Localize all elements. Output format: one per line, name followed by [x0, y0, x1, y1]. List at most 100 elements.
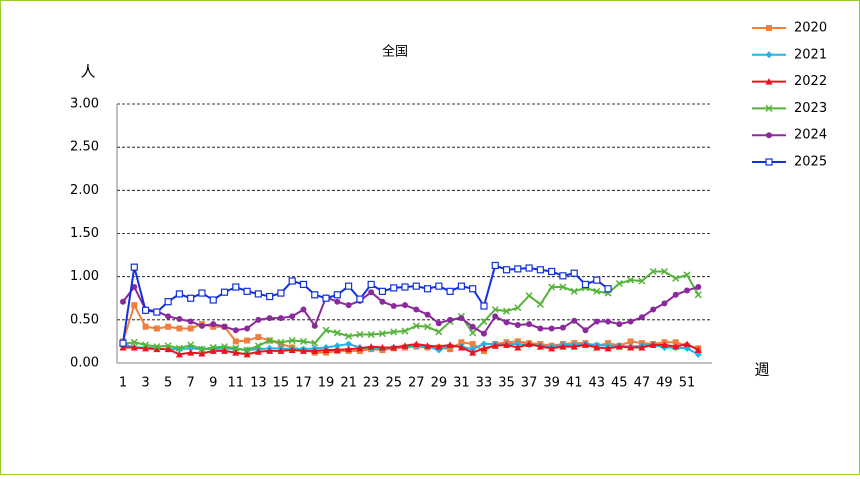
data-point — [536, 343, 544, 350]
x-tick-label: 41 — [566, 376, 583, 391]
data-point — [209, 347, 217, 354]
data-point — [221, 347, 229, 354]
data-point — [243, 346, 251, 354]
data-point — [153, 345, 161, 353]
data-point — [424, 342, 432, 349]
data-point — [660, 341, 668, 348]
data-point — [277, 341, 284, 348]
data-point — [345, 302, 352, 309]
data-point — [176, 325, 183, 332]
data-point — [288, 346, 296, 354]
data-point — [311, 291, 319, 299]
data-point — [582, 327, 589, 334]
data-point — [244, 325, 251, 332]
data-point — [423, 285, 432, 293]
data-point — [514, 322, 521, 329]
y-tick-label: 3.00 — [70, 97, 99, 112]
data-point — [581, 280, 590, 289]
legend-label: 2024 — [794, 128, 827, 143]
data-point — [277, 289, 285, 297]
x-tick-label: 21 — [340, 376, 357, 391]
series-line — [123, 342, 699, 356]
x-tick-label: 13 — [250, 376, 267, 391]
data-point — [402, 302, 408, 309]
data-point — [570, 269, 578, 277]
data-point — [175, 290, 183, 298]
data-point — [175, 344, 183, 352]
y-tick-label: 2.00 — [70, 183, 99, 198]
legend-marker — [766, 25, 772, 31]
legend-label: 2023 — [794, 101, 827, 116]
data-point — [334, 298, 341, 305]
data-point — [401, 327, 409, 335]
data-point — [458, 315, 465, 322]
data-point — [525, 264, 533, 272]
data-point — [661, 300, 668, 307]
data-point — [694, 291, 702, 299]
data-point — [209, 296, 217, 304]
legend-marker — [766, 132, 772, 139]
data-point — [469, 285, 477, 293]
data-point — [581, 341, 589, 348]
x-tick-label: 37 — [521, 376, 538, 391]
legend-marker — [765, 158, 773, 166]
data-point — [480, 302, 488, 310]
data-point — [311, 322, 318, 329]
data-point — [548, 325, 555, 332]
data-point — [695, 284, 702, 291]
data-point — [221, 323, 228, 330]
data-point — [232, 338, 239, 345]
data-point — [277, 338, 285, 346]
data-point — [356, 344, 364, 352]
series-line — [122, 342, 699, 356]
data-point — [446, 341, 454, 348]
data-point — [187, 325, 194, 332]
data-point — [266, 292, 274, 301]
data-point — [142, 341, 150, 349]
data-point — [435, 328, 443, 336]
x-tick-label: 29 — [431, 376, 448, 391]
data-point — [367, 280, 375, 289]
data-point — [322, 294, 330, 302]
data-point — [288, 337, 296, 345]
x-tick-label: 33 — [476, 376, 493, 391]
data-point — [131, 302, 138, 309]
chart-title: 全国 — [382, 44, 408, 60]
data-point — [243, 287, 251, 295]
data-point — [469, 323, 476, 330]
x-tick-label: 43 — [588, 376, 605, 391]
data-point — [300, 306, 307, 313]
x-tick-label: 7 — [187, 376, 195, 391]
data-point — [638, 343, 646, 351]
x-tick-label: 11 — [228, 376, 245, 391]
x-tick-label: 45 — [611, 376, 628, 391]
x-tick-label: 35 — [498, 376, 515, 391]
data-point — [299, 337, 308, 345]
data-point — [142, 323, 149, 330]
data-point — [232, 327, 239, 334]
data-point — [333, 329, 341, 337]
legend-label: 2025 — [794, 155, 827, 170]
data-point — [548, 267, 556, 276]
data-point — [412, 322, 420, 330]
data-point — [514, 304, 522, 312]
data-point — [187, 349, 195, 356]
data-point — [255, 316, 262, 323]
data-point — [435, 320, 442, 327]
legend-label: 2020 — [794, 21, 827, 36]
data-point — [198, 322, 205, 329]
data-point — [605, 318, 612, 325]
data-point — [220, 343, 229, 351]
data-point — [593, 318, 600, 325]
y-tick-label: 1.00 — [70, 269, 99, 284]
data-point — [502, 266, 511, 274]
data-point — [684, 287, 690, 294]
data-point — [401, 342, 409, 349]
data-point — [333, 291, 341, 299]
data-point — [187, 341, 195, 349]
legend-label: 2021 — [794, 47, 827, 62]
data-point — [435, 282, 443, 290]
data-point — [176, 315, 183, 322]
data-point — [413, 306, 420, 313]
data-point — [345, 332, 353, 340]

-*-*-

Reproduce all of the material with every instance of "data-point" substituted by "data-marker", leaving everything else unchanged. Omit the pictures from your answer.

Localize all elements. Output format: one per line, name followed by [x0, y0, x1, y1]. List at most 100 elements.
data-marker — [536, 343, 544, 350]
x-tick-label: 41 — [566, 376, 583, 391]
data-marker — [209, 347, 217, 354]
data-marker — [221, 347, 229, 354]
data-marker — [243, 346, 251, 354]
data-marker — [153, 345, 161, 353]
data-marker — [424, 342, 432, 349]
data-marker — [660, 341, 668, 348]
data-marker — [277, 341, 284, 348]
data-marker — [345, 302, 352, 309]
data-marker — [176, 325, 183, 332]
data-marker — [288, 346, 296, 354]
data-marker — [311, 291, 319, 299]
data-marker — [582, 327, 589, 334]
data-marker — [244, 325, 251, 332]
data-marker — [423, 285, 432, 293]
data-marker — [514, 322, 521, 329]
y-tick-label: 3.00 — [70, 97, 99, 112]
data-marker — [581, 280, 590, 289]
legend-label: 2024 — [794, 128, 827, 143]
data-marker — [277, 289, 285, 297]
x-tick-label: 21 — [340, 376, 357, 391]
series-line — [123, 342, 699, 356]
x-tick-label: 13 — [250, 376, 267, 391]
data-marker — [402, 302, 408, 309]
data-marker — [570, 269, 578, 277]
data-marker — [175, 290, 183, 298]
data-marker — [175, 344, 183, 352]
y-tick-label: 2.00 — [70, 183, 99, 198]
legend-marker — [766, 25, 772, 31]
legend-label: 2023 — [794, 101, 827, 116]
data-marker — [334, 298, 341, 305]
data-marker — [401, 327, 409, 335]
data-marker — [458, 315, 465, 322]
data-marker — [525, 264, 533, 272]
data-marker — [661, 300, 668, 307]
data-marker — [694, 291, 702, 299]
data-marker — [209, 296, 217, 304]
legend-marker — [766, 132, 772, 139]
data-marker — [469, 285, 477, 293]
data-marker — [581, 341, 589, 348]
x-tick-label: 37 — [521, 376, 538, 391]
legend-marker — [765, 158, 773, 166]
data-marker — [480, 302, 488, 310]
data-marker — [311, 322, 318, 329]
data-marker — [548, 325, 555, 332]
data-marker — [695, 284, 702, 291]
data-marker — [221, 323, 228, 330]
data-marker — [232, 338, 239, 345]
data-marker — [277, 338, 285, 346]
data-marker — [356, 344, 364, 352]
series-line — [122, 342, 699, 356]
data-marker — [446, 341, 454, 348]
data-marker — [187, 325, 194, 332]
data-marker — [266, 292, 274, 301]
data-marker — [142, 341, 150, 349]
data-marker — [435, 328, 443, 336]
x-tick-label: 29 — [431, 376, 448, 391]
data-marker — [367, 280, 375, 289]
data-marker — [322, 294, 330, 302]
data-marker — [288, 337, 296, 345]
x-tick-label: 33 — [476, 376, 493, 391]
data-marker — [131, 302, 138, 309]
chart-title: 全国 — [382, 44, 408, 60]
data-marker — [243, 287, 251, 295]
data-marker — [469, 323, 476, 330]
x-tick-label: 43 — [588, 376, 605, 391]
data-marker — [300, 306, 307, 313]
x-tick-label: 7 — [187, 376, 195, 391]
data-marker — [638, 343, 646, 351]
x-tick-label: 11 — [228, 376, 245, 391]
x-tick-label: 45 — [611, 376, 628, 391]
x-tick-label: 35 — [498, 376, 515, 391]
data-marker — [299, 337, 308, 345]
data-marker — [142, 323, 149, 330]
data-marker — [232, 327, 239, 334]
data-marker — [333, 329, 341, 337]
legend-label: 2025 — [794, 155, 827, 170]
data-marker — [548, 267, 556, 276]
data-marker — [412, 322, 420, 330]
data-marker — [514, 304, 522, 312]
data-marker — [187, 349, 195, 356]
data-marker — [255, 316, 262, 323]
data-marker — [435, 320, 442, 327]
legend-label: 2020 — [794, 21, 827, 36]
data-marker — [198, 322, 205, 329]
data-marker — [605, 318, 612, 325]
data-marker — [220, 343, 229, 351]
data-marker — [593, 318, 600, 325]
y-tick-label: 1.00 — [70, 269, 99, 284]
data-marker — [502, 266, 511, 274]
data-marker — [684, 287, 690, 294]
data-marker — [401, 342, 409, 349]
data-marker — [333, 291, 341, 299]
data-marker — [187, 341, 195, 349]
legend-label: 2021 — [794, 47, 827, 62]
data-marker — [435, 282, 443, 290]
data-marker — [176, 315, 183, 322]
data-marker — [413, 306, 420, 313]
data-marker — [345, 332, 353, 340]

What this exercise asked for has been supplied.